Copy all lines of the listing that include the string "Russa".

>> START Information supplied

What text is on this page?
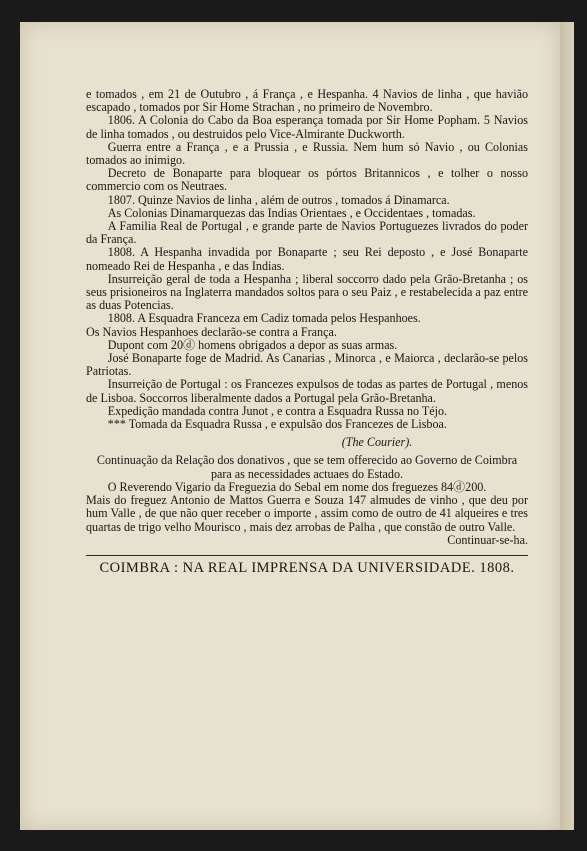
e tomados , em 21 de Outubro , á França , e Hespanha. 4 Navios de linha , que havião escapado , tomados por Sir Home Strachan , no primeiro de Novembro.

1806. A Colonia do Cabo da Boa esperança tomada por Sir Home Popham. 5 Navios de linha tomados , ou destruidos pelo Vice-Almirante Duckworth.

Guerra entre a França , e a Prussia , e Russia. Nem hum só Navio , ou Colonias tomados ao inimigo.

Decreto de Bonaparte para bloquear os pórtos Britannicos , e tolher o nosso commercio com os Neutraes.

1807. Quinze Navios de linha , além de outros , tomados á Dinamarca.

As Colonias Dinamarquezas das Indias Orientaes , e Occidentaes , tomadas.

A Familia Real de Portugal , e grande parte de Navios Portuguezes livrados do poder da França.

1808. A Hespanha invadida por Bonaparte ; seu Rei deposto , e José Bonaparte nomeado Rei de Hespanha , e das Indias.

Insurreição geral de toda a Hespanha ; liberal soccorro dado pela Grão-Bretanha ; os seus prisioneiros na Inglaterra mandados soltos para o seu Paiz , e restabelecida a paz entre as duas Potencias.

1808. A Esquadra Franceza em Cadiz tomada pelos Hespanhoes.

Os Navios Hespanhoes declarão-se contra a França.

Dupont com 20ⓓ homens obrigados a depor as suas armas.

José Bonaparte foge de Madrid. As Canarias , Minorca , e Maiorca , declarão-se pelos Patriotas.

Insurreição de Portugal : os Francezes expulsos de todas as partes de Portugal , menos de Lisboa. Soccorros liberalmente dados a Portugal pela Grão-Bretanha.

Expedição mandada contra Junot , e contra a Esquadra Russa no Téjo.

*** Tomada da Esquadra Russa , e expulsão dos Francezes de Lisboa.

(The Courier).

Continuação da Relação dos donativos , que se tem offerecido ao Governo de Coimbra para as necessidades actuaes do Estado.

O Reverendo Vigario da Freguezia do Sebal em nome dos freguezes 84ⓓ200.

Mais do freguez Antonio de Mattos Guerra e Souza 147 almudes de vinho , que deu por hum Valle , de que não quer receber o importe , assim como de outro de 41 alqueires e tres quartas de trigo velho Mourisco , mais dez arrobas de Palha , que constão de outro Valle.

Continuar-se-ha.

COIMBRA : NA REAL IMPRENSA DA UNIVERSIDADE. 1808.
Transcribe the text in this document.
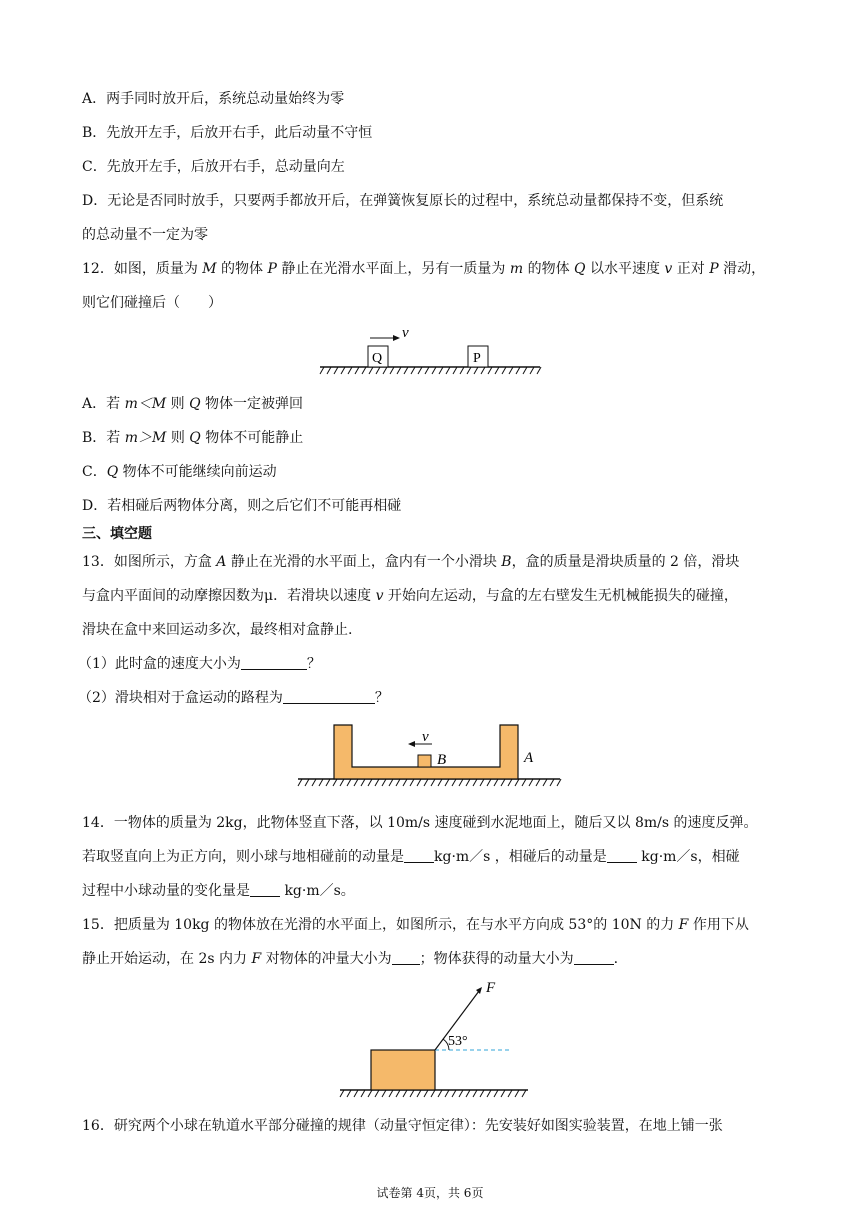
A．两手同时放开后，系统总动量始终为零
B．先放开左手，后放开右手，此后动量不守恒
C．先放开左手，后放开右手，总动量向左
D．无论是否同时放手，只要两手都放开后，在弹簧恢复原长的过程中，系统总动量都保持不变，但系统
的总动量不一定为零
12．如图，质量为 M 的物体 P 静止在光滑水平面上，另有一质量为 m 的物体 Q 以水平速度 v 正对 P 滑动，
则它们碰撞后（　　）
Q	P
v
A．若 m＜M 则 Q 物体一定被弹回
B．若 m＞M 则 Q 物体不可能静止
C．Q 物体不可能继续向前运动
D．若相碰后两物体分离，则之后它们不可能再相碰
三、填空题
13．如图所示，方盒 A 静止在光滑的水平面上，盒内有一个小滑块 B，盒的质量是滑块质量的 2 倍，滑块
与盒内平面间的动摩擦因数为μ．若滑块以速度 v 开始向左运动，与盒的左右壁发生无机械能损失的碰撞，
滑块在盒中来回运动多次，最终相对盒静止.
（1）此时盒的速度大小为	？
（2）滑块相对于盒运动的路程为	？
v
B	A
14．一物体的质量为 2kg，此物体竖直下落，以 10m/s 速度碰到水泥地面上，随后又以 8m/s 的速度反弹。
若取竖直向上为正方向，则小球与地相碰前的动量是 kg·m／s ，相碰后的动量是 kg·m／s，相碰
过程中小球动量的变化量是 kg·m／s。
15．把质量为 10kg 的物体放在光滑的水平面上，如图所示，在与水平方向成 53°的 10N 的力 F 作用下从
静止开始运动，在 2s 内力 F 对物体的冲量大小为 ；物体获得的动量大小为	.
F
53°
16．研究两个小球在轨道水平部分碰撞的规律（动量守恒定律）：先安装好如图实验装置，在地上铺一张
试卷第 4页，共 6页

>> END Information supplied

**Task output:**
Expedição mandada contra Junot , e contra a Esquadra Russa no Téjo.
*** Tomada da Esquadra Russa , e expulsão dos Francezes de Lisboa.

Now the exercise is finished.